=== EXCERPTED DATA ===
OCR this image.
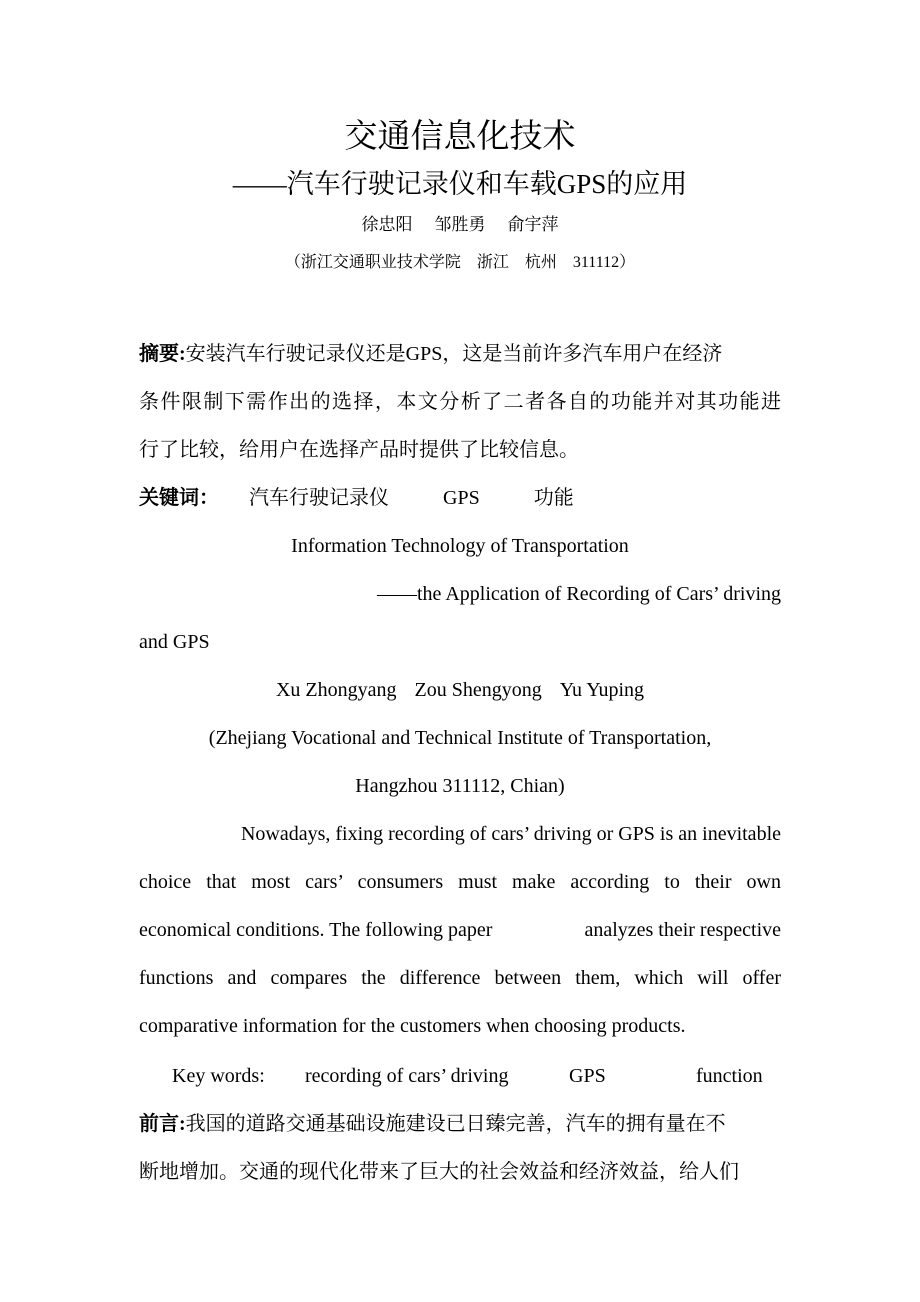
交通信息化技术
——汽车行驶记录仪和车载GPS的应用
徐忠阳 邹胜勇 俞宇萍
（浙江交通职业技术学院　浙江　杭州　311112）
摘要:安装汽车行驶记录仪还是GPS，这是当前许多汽车用户在经济
条件限制下需作出的选择，本文分析了二者各自的功能并对其功能进
行了比较，给用户在选择产品时提供了比较信息。
关键词： 汽车行驶记录仪	GPS	功能
Information Technology of Transportation
——the Application of Recording of Cars’ driving
and GPS
Xu Zhongyang Zou Shengyong Yu Yuping
(Zhejiang Vocational and Technical Institute of Transportation,
Hangzhou 311112, Chian)
Nowadays, fixing recording of cars’ driving or GPS is an inevitable
choice that most cars’ consumers must make according to their own
economical conditions. The following paper	analyzes their respective
functions and compares the difference between them, which will offer
comparative information for the customers when choosing products.
Key words: recording of cars’ driving	GPS	function
前言:我国的道路交通基础设施建设已日臻完善，汽车的拥有量在不
断地增加。交通的现代化带来了巨大的社会效益和经济效益，给人们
===
Output the material word for word, omitting its pictures.

* _SOLVED EXERCISE_
OCR this image.
交通信息化技术
——汽车行驶记录仪和车载GPS的应用
徐忠阳 邹胜勇 俞宇萍
（浙江交通职业技术学院　浙江　杭州　311112）
摘要:安装汽车行驶记录仪还是GPS，这是当前许多汽车用户在经济
条件限制下需作出的选择，本文分析了二者各自的功能并对其功能进
行了比较，给用户在选择产品时提供了比较信息。
关键词： 汽车行驶记录仪	GPS	功能
Information Technology of Transportation
——the Application of Recording of Cars’ driving
and GPS
Xu Zhongyang Zou Shengyong Yu Yuping
(Zhejiang Vocational and Technical Institute of Transportation,
Hangzhou 311112, Chian)
Nowadays, fixing recording of cars’ driving or GPS is an inevitable
choice that most cars’ consumers must make according to their own
economical conditions. The following paper	analyzes their respective
functions and compares the difference between them, which will offer
comparative information for the customers when choosing products.
Key words: recording of cars’ driving	GPS	function
前言:我国的道路交通基础设施建设已日臻完善，汽车的拥有量在不
断地增加。交通的现代化带来了巨大的社会效益和经济效益，给人们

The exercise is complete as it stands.